>> START RECORDED DATA

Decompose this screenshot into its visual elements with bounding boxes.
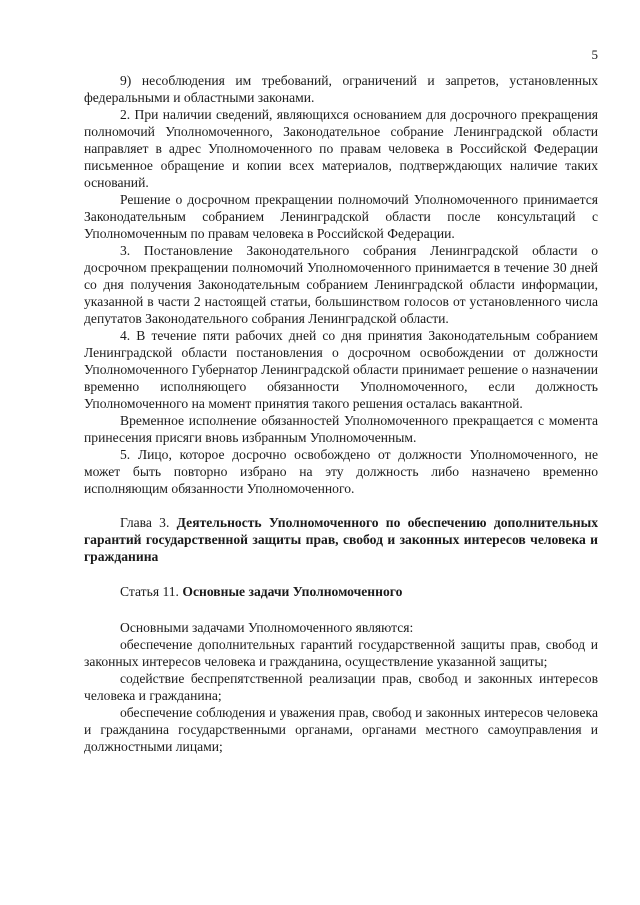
paragraph: 3. Постановление Законодательного собрания Ленинградской области о досрочном прекращении полномочий Уполномоченного принимается в течение 30 дней со дня получения Законодательным собранием Ленинградской области информации, указанной в части 2 настоящей статьи, большинством голосов от установленного числа депутатов Законодательного собрания Ленинградской области. [84,243,598,326]
article-prefix: Статья 11. [120,584,179,599]
paragraph: Решение о досрочном прекращении полномочий Уполномоченного принимается Законодательным собранием Ленинградской области после консультаций с Уполномоченным по правам человека в Российской Федерации. [84,192,598,241]
paragraph: обеспечение дополнительных гарантий государственной защиты прав, свобод и законных интересов человека и гражданина, осуществление указанной защиты; [84,637,598,669]
spacer [84,565,598,583]
chapter-heading [84,514,598,565]
paragraph: обеспечение соблюдения и уважения прав, свобод и законных интересов человека и гражданина государственными органами, органами местного самоуправления и должностными лицами; [84,705,598,754]
page-number: 5 [591,47,598,62]
chapter-title: Деятельность Уполномоченного по обеспечению дополнительных гарантий государственной защиты прав, свобод и законных интересов человека и гражданина [84,515,599,564]
paragraph: содействие беспрепятственной реализации прав, свобод и законных интересов человека и гражданина; [84,671,598,703]
paragraph: Временное исполнение обязанностей Уполномоченного прекращается с момента принесения присяги вновь избранным Уполномоченным. [84,413,598,445]
paragraph: 2. При наличии сведений, являющихся основанием для досрочного прекращения полномочий Уполномоченного, Законодательное собрание Ленинградской области направляет в адрес Уполномоченного по правам человека в Российской Федерации письменное обращение и копии всех материалов, подтверждающих наличие таких оснований. [84,107,598,190]
spacer [84,600,598,619]
paragraph: Основными задачами Уполномоченного являются: [120,620,414,635]
paragraph: 4. В течение пяти рабочих дней со дня принятия Законодательным собранием Ленинградской области постановления о досрочном освобождении от должности Уполномоченного Губернатор Ленинградской области принимает решение о назначении временно исполняющего обязанности Уполномоченного, если должность Уполномоченного на момент принятия такого решения осталась вакантной. [84,328,598,411]
document-body [84,72,598,755]
paragraph: 5. Лицо, которое досрочно освобождено от должности Уполномоченного, не может быть повторно избрано на эту должность либо назначено временно исполняющим обязанности Уполномоченного. [84,447,598,496]
spacer [84,497,598,514]
paragraph: 9) несоблюдения им требований, ограничений и запретов, установленных федеральными и областными законами. [84,73,598,105]
article-heading [84,583,598,600]
chapter-prefix: Глава 3. [120,515,170,530]
article-title: Основные задачи Уполномоченного [182,584,403,599]
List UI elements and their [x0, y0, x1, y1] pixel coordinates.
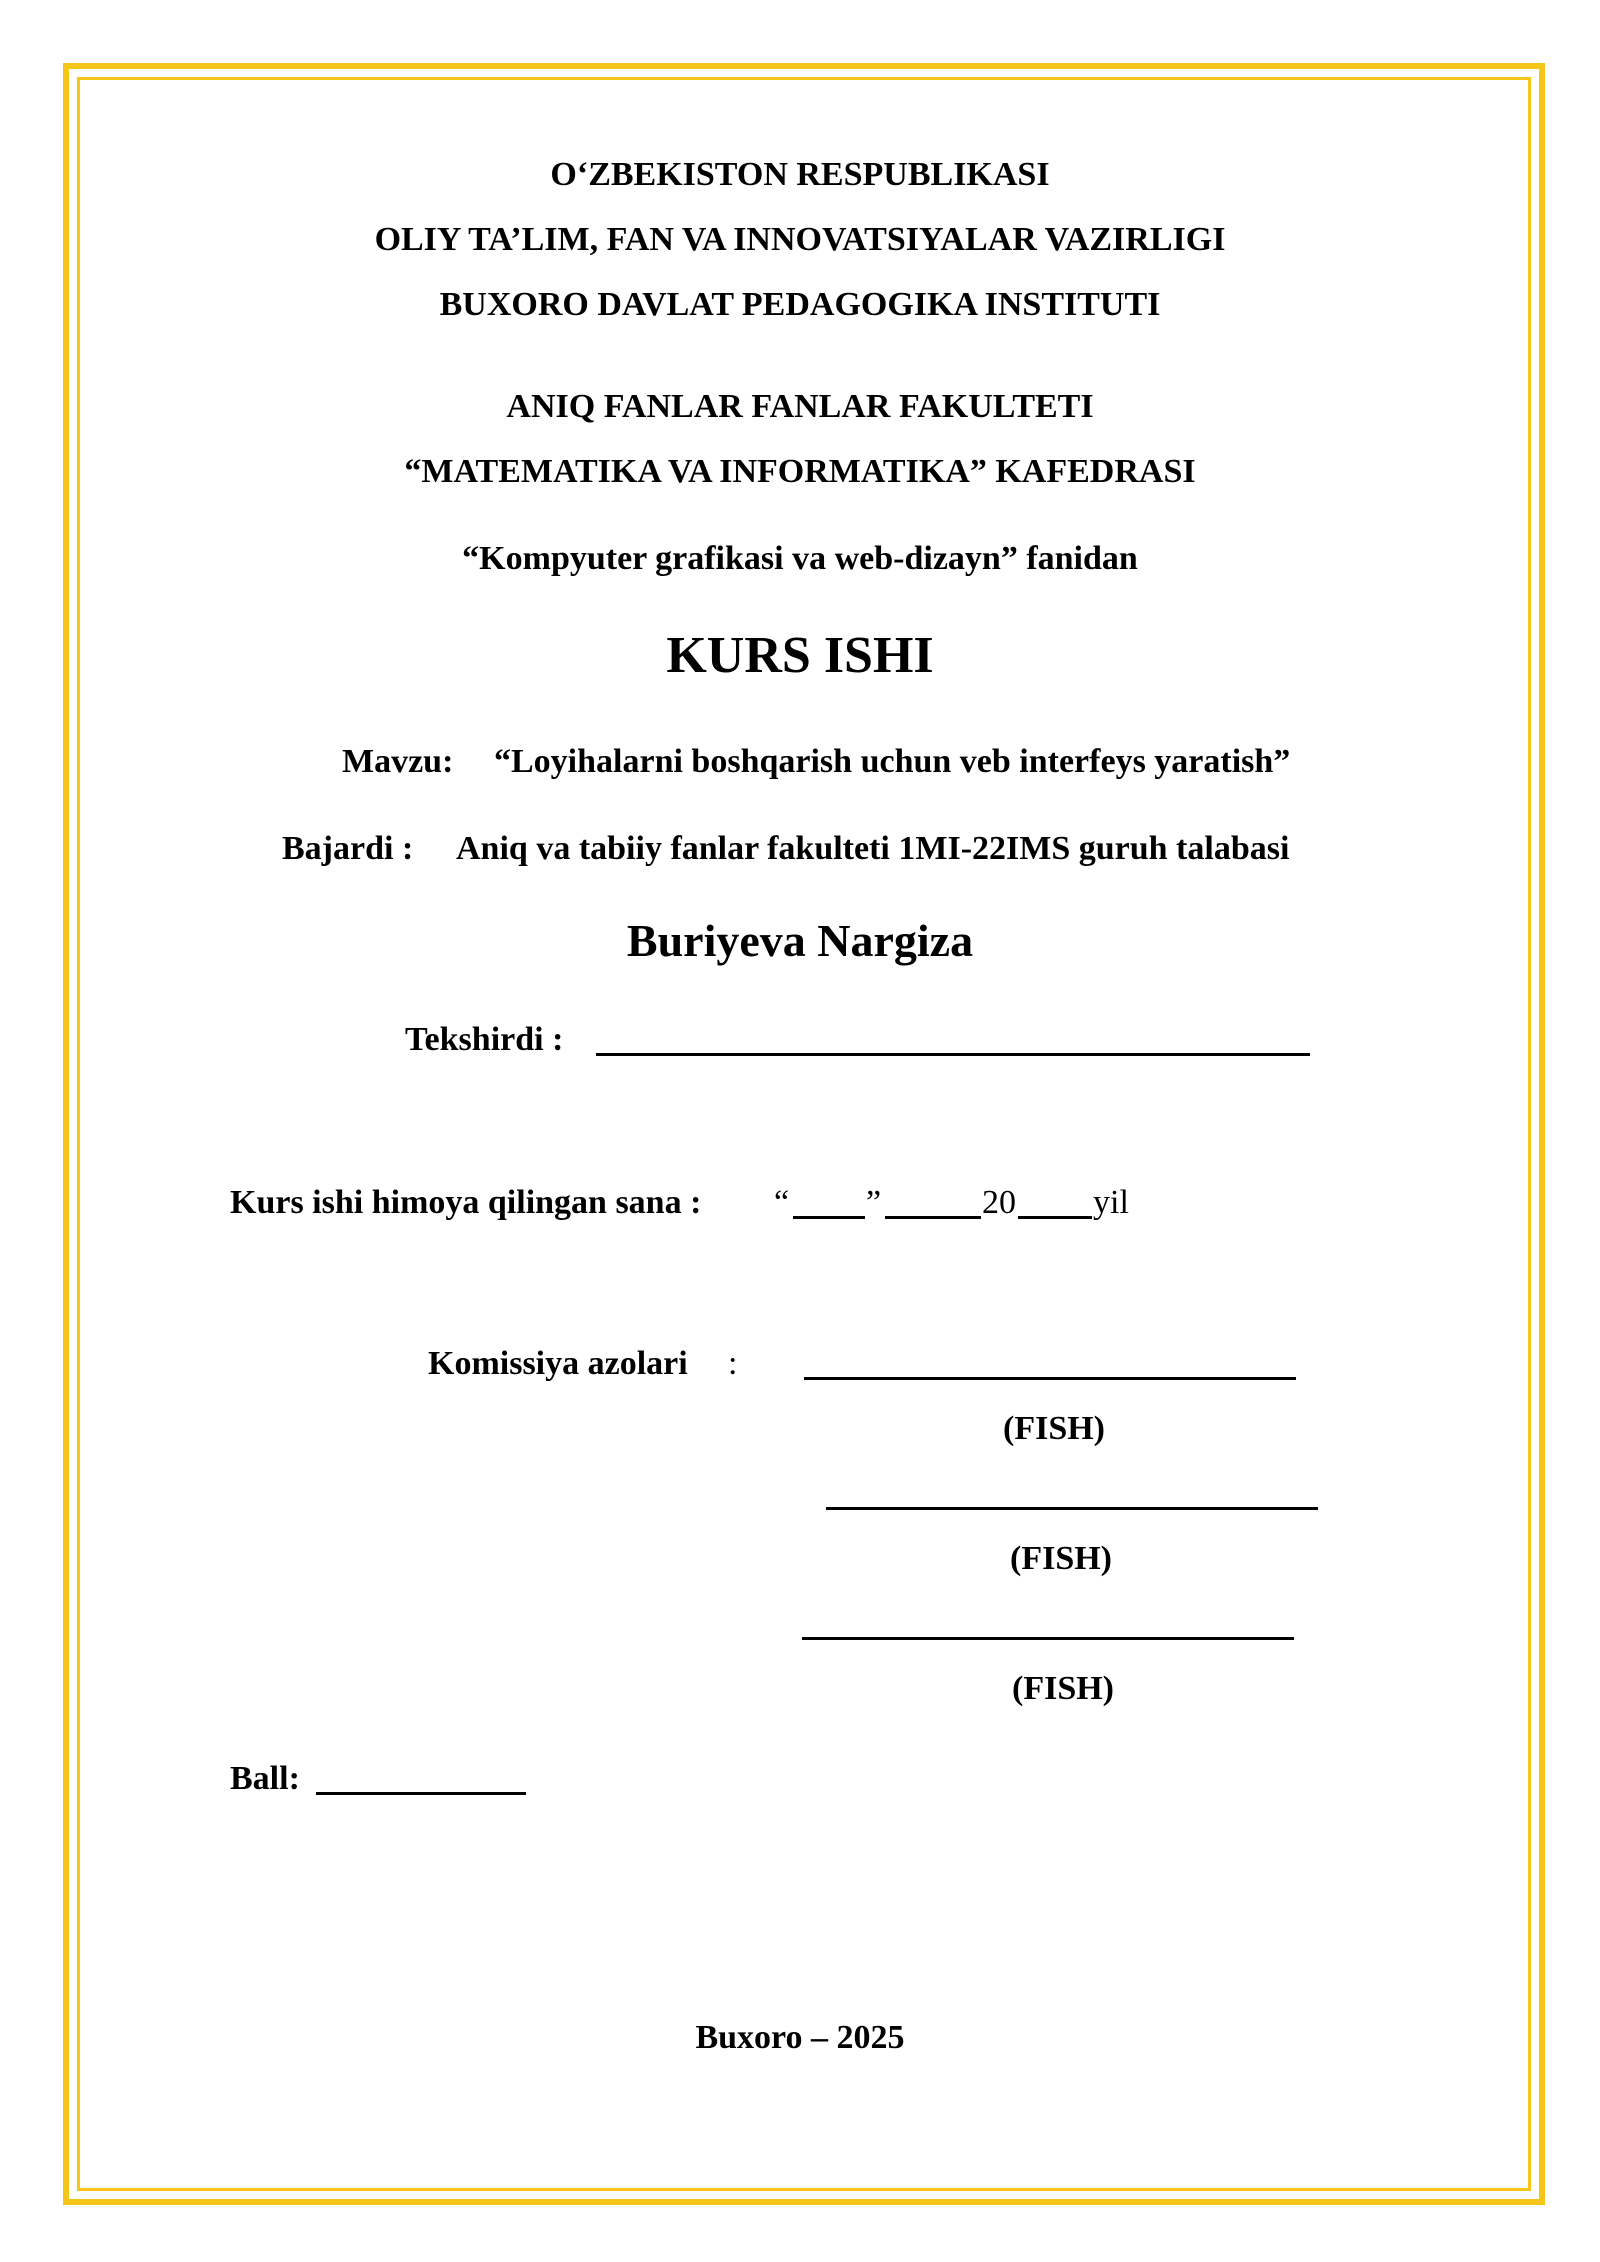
performer-value: Aniq va tabiiy fanlar fakulteti 1MI-22IMS guruh talabasi [456, 830, 1290, 867]
commission-member-3-caption: (FISH) [1012, 1670, 1114, 1707]
performer-label: Bajardi : [282, 830, 414, 867]
date-close-quote: ” [866, 1184, 882, 1221]
date-year-word: yil [1093, 1184, 1129, 1221]
footer-city-year: Buxoro – 2025 [695, 2019, 905, 2056]
commission-member-2-line [826, 1507, 1318, 1510]
commission-member-1-caption: (FISH) [1003, 1410, 1105, 1447]
header-line-2: OLIY TA’LIM, FAN VA INNOVATSIYALAR VAZIRLIGI [374, 221, 1226, 258]
defense-date-label: Kurs ishi himoya qilingan sana : [230, 1184, 702, 1221]
date-day-blank [793, 1216, 865, 1219]
date-open-quote: “ [774, 1184, 790, 1221]
commission-colon: : [728, 1345, 738, 1382]
header-line-1: O‘ZBEKISTON RESPUBLIKASI [550, 156, 1050, 193]
document-title: KURS ISHI [666, 627, 934, 684]
commission-member-3-line [802, 1637, 1294, 1640]
commission-member-2-caption: (FISH) [1010, 1540, 1112, 1577]
topic-label: Mavzu: [342, 743, 454, 780]
subject-line: “Kompyuter grafikasi va web-dizayn” fanidan [462, 540, 1138, 577]
faculty-line-1: ANIQ FANLAR FANLAR FAKULTETI [506, 388, 1094, 425]
date-year-blank [1018, 1216, 1092, 1219]
checker-label: Tekshirdi : [405, 1021, 564, 1058]
score-blank-line [316, 1792, 526, 1795]
date-month-blank [885, 1216, 981, 1219]
topic-value: “Loyihalarni boshqarish uchun veb interfeys yaratish” [494, 743, 1291, 780]
commission-label: Komissiya azolari [428, 1345, 688, 1382]
checker-signature-line [596, 1053, 1310, 1056]
header-line-3: BUXORO DAVLAT PEDAGOGIKA INSTITUTI [439, 286, 1161, 323]
score-label: Ball: [230, 1760, 300, 1797]
student-name: Buriyeva Nargiza [626, 915, 974, 966]
commission-member-1-line [804, 1377, 1296, 1380]
date-century: 20 [982, 1184, 1016, 1221]
faculty-line-2: “MATEMATIKA VA INFORMATIKA” KAFEDRASI [404, 453, 1196, 490]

>> END RECORDED DATA

=== GIVEN PROBLEM ===
Can you print every line of the records above word for word, leaving out the pictures?

=== EXERCISE ANSWER ===
Decompose this screenshot into its visual elements with bounding boxes.
paragraph: 3. Постановление Законодательного собрания Ленинградской области о досрочном прекращении полномочий Уполномоченного принимается в течение 30 дней со дня получения Законодательным собранием Ленинградской области информации, указанной в части 2 настоящей статьи, большинством голосов от установленного числа депутатов Законодательного собрания Ленинградской области. [84,243,598,326]
article-prefix: Статья 11. [120,584,179,599]
paragraph: Решение о досрочном прекращении полномочий Уполномоченного принимается Законодательным собранием Ленинградской области после консультаций с Уполномоченным по правам человека в Российской Федерации. [84,192,598,241]
paragraph: обеспечение дополнительных гарантий государственной защиты прав, свобод и законных интересов человека и гражданина, осуществление указанной защиты; [84,637,598,669]
spacer [84,565,598,583]
chapter-heading [84,514,598,565]
paragraph: обеспечение соблюдения и уважения прав, свобод и законных интересов человека и гражданина государственными органами, органами местного самоуправления и должностными лицами; [84,705,598,754]
page-number: 5 [591,47,598,62]
chapter-title: Деятельность Уполномоченного по обеспечению дополнительных гарантий государственной защиты прав, свобод и законных интересов человека и гражданина [84,515,599,564]
paragraph: содействие беспрепятственной реализации прав, свобод и законных интересов человека и гражданина; [84,671,598,703]
paragraph: Временное исполнение обязанностей Уполномоченного прекращается с момента принесения присяги вновь избранным Уполномоченным. [84,413,598,445]
paragraph: 2. При наличии сведений, являющихся основанием для досрочного прекращения полномочий Уполномоченного, Законодательное собрание Ленинградской области направляет в адрес Уполномоченного по правам человека в Российской Федерации письменное обращение и копии всех материалов, подтверждающих наличие таких оснований. [84,107,598,190]
spacer [84,600,598,619]
paragraph: Основными задачами Уполномоченного являются: [120,620,414,635]
paragraph: 4. В течение пяти рабочих дней со дня принятия Законодательным собранием Ленинградской области постановления о досрочном освобождении от должности Уполномоченного Губернатор Ленинградской области принимает решение о назначении временно исполняющего обязанности Уполномоченного, если должность Уполномоченного на момент принятия такого решения осталась вакантной. [84,328,598,411]
document-body [84,72,598,755]
paragraph: 5. Лицо, которое досрочно освобождено от должности Уполномоченного, не может быть повторно избрано на эту должность либо назначено временно исполняющим обязанности Уполномоченного. [84,447,598,496]
spacer [84,497,598,514]
paragraph: 9) несоблюдения им требований, ограничений и запретов, установленных федеральными и областными законами. [84,73,598,105]
article-heading [84,583,598,600]
chapter-prefix: Глава 3. [120,515,170,530]
article-title: Основные задачи Уполномоченного [182,584,403,599]
List UI elements and their [x0, y0, x1, y1] pixel coordinates.
performer-value: Aniq va tabiiy fanlar fakulteti 1MI-22IMS guruh talabasi [456, 830, 1290, 867]
commission-member-3-caption: (FISH) [1012, 1670, 1114, 1707]
performer-label: Bajardi : [282, 830, 414, 867]
date-close-quote: ” [866, 1184, 882, 1221]
date-year-word: yil [1093, 1184, 1129, 1221]
footer-city-year: Buxoro – 2025 [695, 2019, 905, 2056]
commission-member-2-line [826, 1507, 1318, 1510]
commission-member-1-caption: (FISH) [1003, 1410, 1105, 1447]
header-line-2: OLIY TA’LIM, FAN VA INNOVATSIYALAR VAZIRLIGI [374, 221, 1226, 258]
defense-date-label: Kurs ishi himoya qilingan sana : [230, 1184, 702, 1221]
date-day-blank [793, 1216, 865, 1219]
date-open-quote: “ [774, 1184, 790, 1221]
commission-colon: : [728, 1345, 738, 1382]
header-line-1: O‘ZBEKISTON RESPUBLIKASI [550, 156, 1050, 193]
document-title: KURS ISHI [666, 627, 934, 684]
commission-member-3-line [802, 1637, 1294, 1640]
commission-member-2-caption: (FISH) [1010, 1540, 1112, 1577]
topic-label: Mavzu: [342, 743, 454, 780]
subject-line: “Kompyuter grafikasi va web-dizayn” fanidan [462, 540, 1138, 577]
faculty-line-1: ANIQ FANLAR FANLAR FAKULTETI [506, 388, 1094, 425]
date-year-blank [1018, 1216, 1092, 1219]
checker-label: Tekshirdi : [405, 1021, 564, 1058]
score-blank-line [316, 1792, 526, 1795]
date-month-blank [885, 1216, 981, 1219]
topic-value: “Loyihalarni boshqarish uchun veb interfeys yaratish” [494, 743, 1291, 780]
commission-label: Komissiya azolari [428, 1345, 688, 1382]
checker-signature-line [596, 1053, 1310, 1056]
header-line-3: BUXORO DAVLAT PEDAGOGIKA INSTITUTI [439, 286, 1161, 323]
score-label: Ball: [230, 1760, 300, 1797]
student-name: Buriyeva Nargiza [626, 915, 974, 966]
commission-member-1-line [804, 1377, 1296, 1380]
date-century: 20 [982, 1184, 1016, 1221]
faculty-line-2: “MATEMATIKA VA INFORMATIKA” KAFEDRASI [404, 453, 1196, 490]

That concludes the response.